• WORK REQUIRED
Copy the listing below in full and skip every picture.
* START DATA SECTION *
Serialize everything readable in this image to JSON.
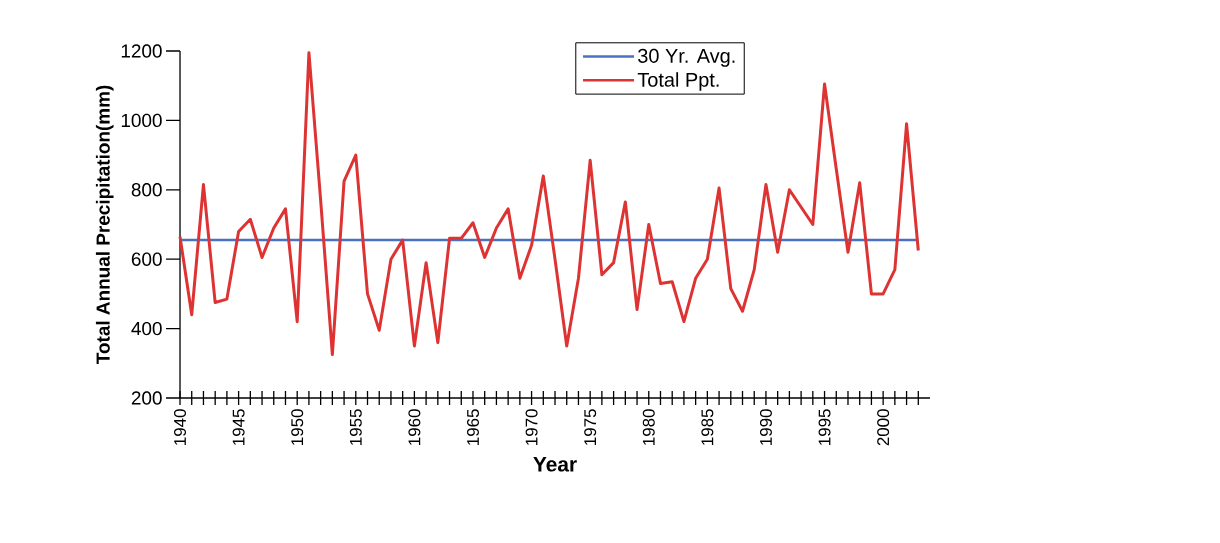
{
  "chart_data": {
    "type": "line",
    "xlabel": "Year",
    "ylabel": "Total Annual Precipitation(mm)",
    "x": [
      1940,
      1941,
      1942,
      1943,
      1944,
      1945,
      1946,
      1947,
      1948,
      1949,
      1950,
      1951,
      1952,
      1953,
      1954,
      1955,
      1956,
      1957,
      1958,
      1959,
      1960,
      1961,
      1962,
      1963,
      1964,
      1965,
      1966,
      1967,
      1968,
      1969,
      1970,
      1971,
      1972,
      1973,
      1974,
      1975,
      1976,
      1977,
      1978,
      1979,
      1980,
      1981,
      1982,
      1983,
      1984,
      1985,
      1986,
      1987,
      1988,
      1989,
      1990,
      1991,
      1992,
      1993,
      1994,
      1995,
      1996,
      1997,
      1998,
      1999,
      2000,
      2001,
      2002,
      2003
    ],
    "series": [
      {
        "name": "Total Ppt.",
        "color": "#dd3333",
        "values": [
          665,
          440,
          815,
          475,
          485,
          680,
          715,
          605,
          690,
          745,
          420,
          1195,
          770,
          325,
          825,
          900,
          500,
          395,
          600,
          655,
          350,
          590,
          360,
          660,
          660,
          705,
          605,
          690,
          745,
          545,
          640,
          840,
          600,
          350,
          545,
          885,
          555,
          590,
          765,
          455,
          700,
          530,
          535,
          420,
          545,
          600,
          805,
          515,
          450,
          570,
          815,
          620,
          800,
          750,
          700,
          1105,
          860,
          620,
          820,
          500,
          500,
          570,
          990,
          625
        ]
      }
    ],
    "ref_lines": [
      {
        "axis": "y",
        "value": 655,
        "label": "30 Yr. Avg.",
        "color": "#4a72c0"
      }
    ],
    "xlim": [
      1940,
      2004
    ],
    "ylim": [
      200,
      1200
    ],
    "xticks": [
      1940,
      {
        "value": 1941,
        "label": null
      },
      {
        "value": 1942,
        "label": null
      },
      {
        "value": 1943,
        "label": null
      },
      {
        "value": 1944,
        "label": null
      },
      1945,
      {
        "value": 1946,
        "label": null
      },
      {
        "value": 1947,
        "label": null
      },
      {
        "value": 1948,
        "label": null
      },
      {
        "value": 1949,
        "label": null
      },
      1950,
      {
        "value": 1951,
        "label": null
      },
      {
        "value": 1952,
        "label": null
      },
      {
        "value": 1953,
        "label": null
      },
      {
        "value": 1954,
        "label": null
      },
      1955,
      {
        "value": 1956,
        "label": null
      },
      {
        "value": 1957,
        "label": null
      },
      {
        "value": 1958,
        "label": null
      },
      {
        "value": 1959,
        "label": null
      },
      1960,
      {
        "value": 1961,
        "label": null
      },
      {
        "value": 1962,
        "label": null
      },
      {
        "value": 1963,
        "label": null
      },
      {
        "value": 1964,
        "label": null
      },
      1965,
      {
        "value": 1966,
        "label": null
      },
      {
        "value": 1967,
        "label": null
      },
      {
        "value": 1968,
        "label": null
      },
      {
        "value": 1969,
        "label": null
      },
      1970,
      {
        "value": 1971,
        "label": null
      },
      {
        "value": 1972,
        "label": null
      },
      {
        "value": 1973,
        "label": null
      },
      {
        "value": 1974,
        "label": null
      },
      1975,
      {
        "value": 1976,
        "label": null
      },
      {
        "value": 1977,
        "label": null
      },
      {
        "value": 1978,
        "label": null
      },
      {
        "value": 1979,
        "label": null
      },
      1980,
      {
        "value": 1981,
        "label": null
      },
      {
        "value": 1982,
        "label": null
      },
      {
        "value": 1983,
        "label": null
      },
      {
        "value": 1984,
        "label": null
      },
      1985,
      {
        "value": 1986,
        "label": null
      },
      {
        "value": 1987,
        "label": null
      },
      {
        "value": 1988,
        "label": null
      },
      {
        "value": 1989,
        "label": null
      },
      1990,
      {
        "value": 1991,
        "label": null
      },
      {
        "value": 1992,
        "label": null
      },
      {
        "value": 1993,
        "label": null
      },
      {
        "value": 1994,
        "label": null
      },
      1995,
      {
        "value": 1996,
        "label": null
      },
      {
        "value": 1997,
        "label": null
      },
      {
        "value": 1998,
        "label": null
      },
      {
        "value": 1999,
        "label": null
      },
      2000,
      {
        "value": 2001,
        "label": null
      },
      {
        "value": 2002,
        "label": null
      },
      {
        "value": 2003,
        "label": null
      }
    ],
    "yticks": [
      200,
      400,
      600,
      800,
      1000,
      1200
    ],
    "grid": false,
    "legend": "top",
    "marker": "none",
    "line_style": "solid"
  }
}
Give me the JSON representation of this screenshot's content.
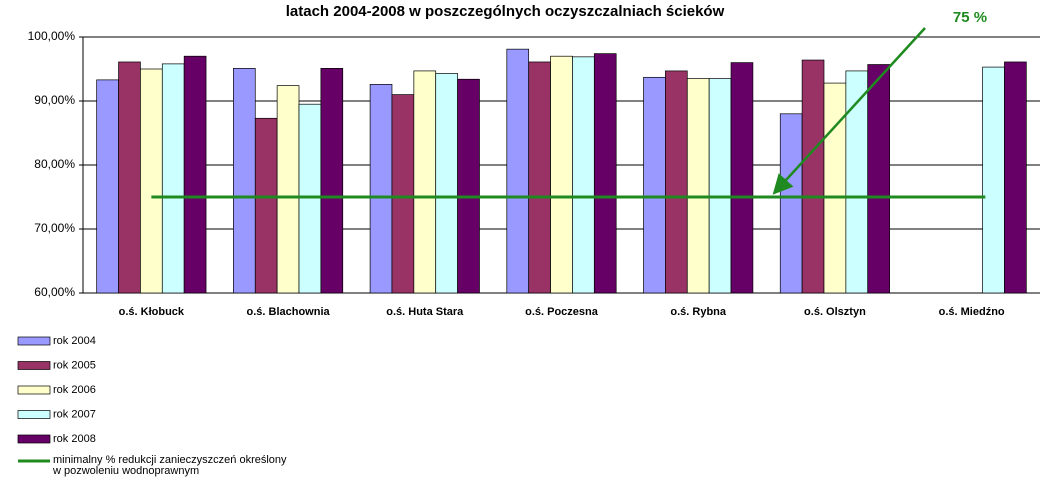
{
  "chart_data": {
    "type": "bar",
    "title": "latach 2004-2008 w poszczególnych oczyszczalniach ścieków",
    "categories": [
      "o.ś. Kłobuck",
      "o.ś. Blachownia",
      "o.ś. Huta Stara",
      "o.ś. Poczesna",
      "o.ś. Rybna",
      "o.ś. Olsztyn",
      "o.ś. Miedźno"
    ],
    "series": [
      {
        "name": "rok 2004",
        "color": "#9999ff",
        "values": [
          93.3,
          95.1,
          92.6,
          98.1,
          93.7,
          88.0,
          null
        ]
      },
      {
        "name": "rok 2005",
        "color": "#993366",
        "values": [
          96.1,
          87.3,
          91.0,
          96.1,
          94.7,
          96.4,
          null
        ]
      },
      {
        "name": "rok 2006",
        "color": "#ffffcc",
        "values": [
          95.0,
          92.4,
          94.7,
          97.0,
          93.5,
          92.8,
          null
        ]
      },
      {
        "name": "rok 2007",
        "color": "#ccffff",
        "values": [
          95.8,
          89.5,
          94.3,
          96.9,
          93.5,
          94.7,
          95.3
        ]
      },
      {
        "name": "rok 2008",
        "color": "#660066",
        "values": [
          97.0,
          95.1,
          93.4,
          97.4,
          96.0,
          95.7,
          96.1
        ]
      }
    ],
    "reference_line": {
      "name": "minimalny % redukcji zanieczyszczeń określony w pozwoleniu wodnoprawnym",
      "value": 75,
      "color": "#1f8a1f"
    },
    "annotation": "75 %",
    "ylim": [
      60,
      100
    ],
    "yticks": [
      {
        "value": 60,
        "label": "60,00%"
      },
      {
        "value": 70,
        "label": "70,00%"
      },
      {
        "value": 80,
        "label": "80,00%"
      },
      {
        "value": 90,
        "label": "90,00%"
      },
      {
        "value": 100,
        "label": "100,00%"
      }
    ],
    "grid": true
  }
}
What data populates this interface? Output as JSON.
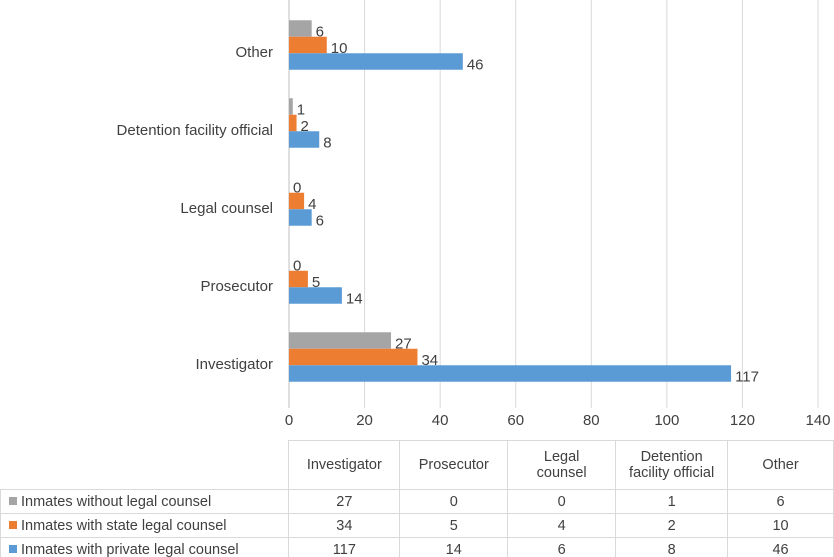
{
  "chart_data": {
    "type": "hbar",
    "categories": [
      "Investigator",
      "Prosecutor",
      "Legal counsel",
      "Detention facility official",
      "Other"
    ],
    "series": [
      {
        "name": "Inmates without legal counsel",
        "color": "#a5a5a5",
        "values": [
          27,
          0,
          0,
          1,
          6
        ]
      },
      {
        "name": "Inmates with state legal counsel",
        "color": "#ed7d31",
        "values": [
          34,
          5,
          4,
          2,
          10
        ]
      },
      {
        "name": "Inmates with private legal counsel",
        "color": "#5b9bd5",
        "values": [
          117,
          14,
          6,
          8,
          46
        ]
      }
    ],
    "xlim": [
      0,
      140
    ],
    "xticks": [
      0,
      20,
      40,
      60,
      80,
      100,
      120,
      140
    ],
    "grid": true
  }
}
* END DATA SECTION *
• TASK SOLUTION
Serialize everything readable in this image to JSON.
{
  "chart_data": {
    "type": "line",
    "xlabel": "Year",
    "ylabel": "Total Annual Precipitation(mm)",
    "x": [
      1940,
      1941,
      1942,
      1943,
      1944,
      1945,
      1946,
      1947,
      1948,
      1949,
      1950,
      1951,
      1952,
      1953,
      1954,
      1955,
      1956,
      1957,
      1958,
      1959,
      1960,
      1961,
      1962,
      1963,
      1964,
      1965,
      1966,
      1967,
      1968,
      1969,
      1970,
      1971,
      1972,
      1973,
      1974,
      1975,
      1976,
      1977,
      1978,
      1979,
      1980,
      1981,
      1982,
      1983,
      1984,
      1985,
      1986,
      1987,
      1988,
      1989,
      1990,
      1991,
      1992,
      1993,
      1994,
      1995,
      1996,
      1997,
      1998,
      1999,
      2000,
      2001,
      2002,
      2003
    ],
    "series": [
      {
        "name": "Total Ppt.",
        "color": "#dd3333",
        "values": [
          665,
          440,
          815,
          475,
          485,
          680,
          715,
          605,
          690,
          745,
          420,
          1195,
          770,
          325,
          825,
          900,
          500,
          395,
          600,
          655,
          350,
          590,
          360,
          660,
          660,
          705,
          605,
          690,
          745,
          545,
          640,
          840,
          600,
          350,
          545,
          885,
          555,
          590,
          765,
          455,
          700,
          530,
          535,
          420,
          545,
          600,
          805,
          515,
          450,
          570,
          815,
          620,
          800,
          750,
          700,
          1105,
          860,
          620,
          820,
          500,
          500,
          570,
          990,
          625
        ]
      }
    ],
    "ref_lines": [
      {
        "axis": "y",
        "value": 655,
        "label": "30 Yr. Avg.",
        "color": "#4a72c0"
      }
    ],
    "xlim": [
      1940,
      2004
    ],
    "ylim": [
      200,
      1200
    ],
    "xticks": [
      1940,
      {
        "value": 1941,
        "label": null
      },
      {
        "value": 1942,
        "label": null
      },
      {
        "value": 1943,
        "label": null
      },
      {
        "value": 1944,
        "label": null
      },
      1945,
      {
        "value": 1946,
        "label": null
      },
      {
        "value": 1947,
        "label": null
      },
      {
        "value": 1948,
        "label": null
      },
      {
        "value": 1949,
        "label": null
      },
      1950,
      {
        "value": 1951,
        "label": null
      },
      {
        "value": 1952,
        "label": null
      },
      {
        "value": 1953,
        "label": null
      },
      {
        "value": 1954,
        "label": null
      },
      1955,
      {
        "value": 1956,
        "label": null
      },
      {
        "value": 1957,
        "label": null
      },
      {
        "value": 1958,
        "label": null
      },
      {
        "value": 1959,
        "label": null
      },
      1960,
      {
        "value": 1961,
        "label": null
      },
      {
        "value": 1962,
        "label": null
      },
      {
        "value": 1963,
        "label": null
      },
      {
        "value": 1964,
        "label": null
      },
      1965,
      {
        "value": 1966,
        "label": null
      },
      {
        "value": 1967,
        "label": null
      },
      {
        "value": 1968,
        "label": null
      },
      {
        "value": 1969,
        "label": null
      },
      1970,
      {
        "value": 1971,
        "label": null
      },
      {
        "value": 1972,
        "label": null
      },
      {
        "value": 1973,
        "label": null
      },
      {
        "value": 1974,
        "label": null
      },
      1975,
      {
        "value": 1976,
        "label": null
      },
      {
        "value": 1977,
        "label": null
      },
      {
        "value": 1978,
        "label": null
      },
      {
        "value": 1979,
        "label": null
      },
      1980,
      {
        "value": 1981,
        "label": null
      },
      {
        "value": 1982,
        "label": null
      },
      {
        "value": 1983,
        "label": null
      },
      {
        "value": 1984,
        "label": null
      },
      1985,
      {
        "value": 1986,
        "label": null
      },
      {
        "value": 1987,
        "label": null
      },
      {
        "value": 1988,
        "label": null
      },
      {
        "value": 1989,
        "label": null
      },
      1990,
      {
        "value": 1991,
        "label": null
      },
      {
        "value": 1992,
        "label": null
      },
      {
        "value": 1993,
        "label": null
      },
      {
        "value": 1994,
        "label": null
      },
      1995,
      {
        "value": 1996,
        "label": null
      },
      {
        "value": 1997,
        "label": null
      },
      {
        "value": 1998,
        "label": null
      },
      {
        "value": 1999,
        "label": null
      },
      2000,
      {
        "value": 2001,
        "label": null
      },
      {
        "value": 2002,
        "label": null
      },
      {
        "value": 2003,
        "label": null
      }
    ],
    "yticks": [
      200,
      400,
      600,
      800,
      1000,
      1200
    ],
    "grid": false,
    "legend": "top",
    "marker": "none",
    "line_style": "solid"
  }
}
Give me the JSON representation of this screenshot's content.
{
  "chart_data": {
    "type": "bar",
    "title": "latach 2004-2008 w poszczególnych oczyszczalniach ścieków",
    "categories": [
      "o.ś. Kłobuck",
      "o.ś. Blachownia",
      "o.ś. Huta Stara",
      "o.ś. Poczesna",
      "o.ś. Rybna",
      "o.ś. Olsztyn",
      "o.ś. Miedźno"
    ],
    "series": [
      {
        "name": "rok 2004",
        "color": "#9999ff",
        "values": [
          93.3,
          95.1,
          92.6,
          98.1,
          93.7,
          88.0,
          null
        ]
      },
      {
        "name": "rok 2005",
        "color": "#993366",
        "values": [
          96.1,
          87.3,
          91.0,
          96.1,
          94.7,
          96.4,
          null
        ]
      },
      {
        "name": "rok 2006",
        "color": "#ffffcc",
        "values": [
          95.0,
          92.4,
          94.7,
          97.0,
          93.5,
          92.8,
          null
        ]
      },
      {
        "name": "rok 2007",
        "color": "#ccffff",
        "values": [
          95.8,
          89.5,
          94.3,
          96.9,
          93.5,
          94.7,
          95.3
        ]
      },
      {
        "name": "rok 2008",
        "color": "#660066",
        "values": [
          97.0,
          95.1,
          93.4,
          97.4,
          96.0,
          95.7,
          96.1
        ]
      }
    ],
    "reference_line": {
      "name": "minimalny % redukcji zanieczyszczeń określony w pozwoleniu wodnoprawnym",
      "value": 75,
      "color": "#1f8a1f"
    },
    "annotation": "75 %",
    "ylim": [
      60,
      100
    ],
    "yticks": [
      {
        "value": 60,
        "label": "60,00%"
      },
      {
        "value": 70,
        "label": "70,00%"
      },
      {
        "value": 80,
        "label": "80,00%"
      },
      {
        "value": 90,
        "label": "90,00%"
      },
      {
        "value": 100,
        "label": "100,00%"
      }
    ],
    "grid": true
  }
}
What data populates this interface? Output as JSON.
{
  "chart_data": {
    "type": "hbar",
    "categories": [
      "Investigator",
      "Prosecutor",
      "Legal counsel",
      "Detention facility official",
      "Other"
    ],
    "series": [
      {
        "name": "Inmates without legal counsel",
        "color": "#a5a5a5",
        "values": [
          27,
          0,
          0,
          1,
          6
        ]
      },
      {
        "name": "Inmates with state legal counsel",
        "color": "#ed7d31",
        "values": [
          34,
          5,
          4,
          2,
          10
        ]
      },
      {
        "name": "Inmates with private legal counsel",
        "color": "#5b9bd5",
        "values": [
          117,
          14,
          6,
          8,
          46
        ]
      }
    ],
    "xlim": [
      0,
      140
    ],
    "xticks": [
      0,
      20,
      40,
      60,
      80,
      100,
      120,
      140
    ],
    "grid": true
  }
}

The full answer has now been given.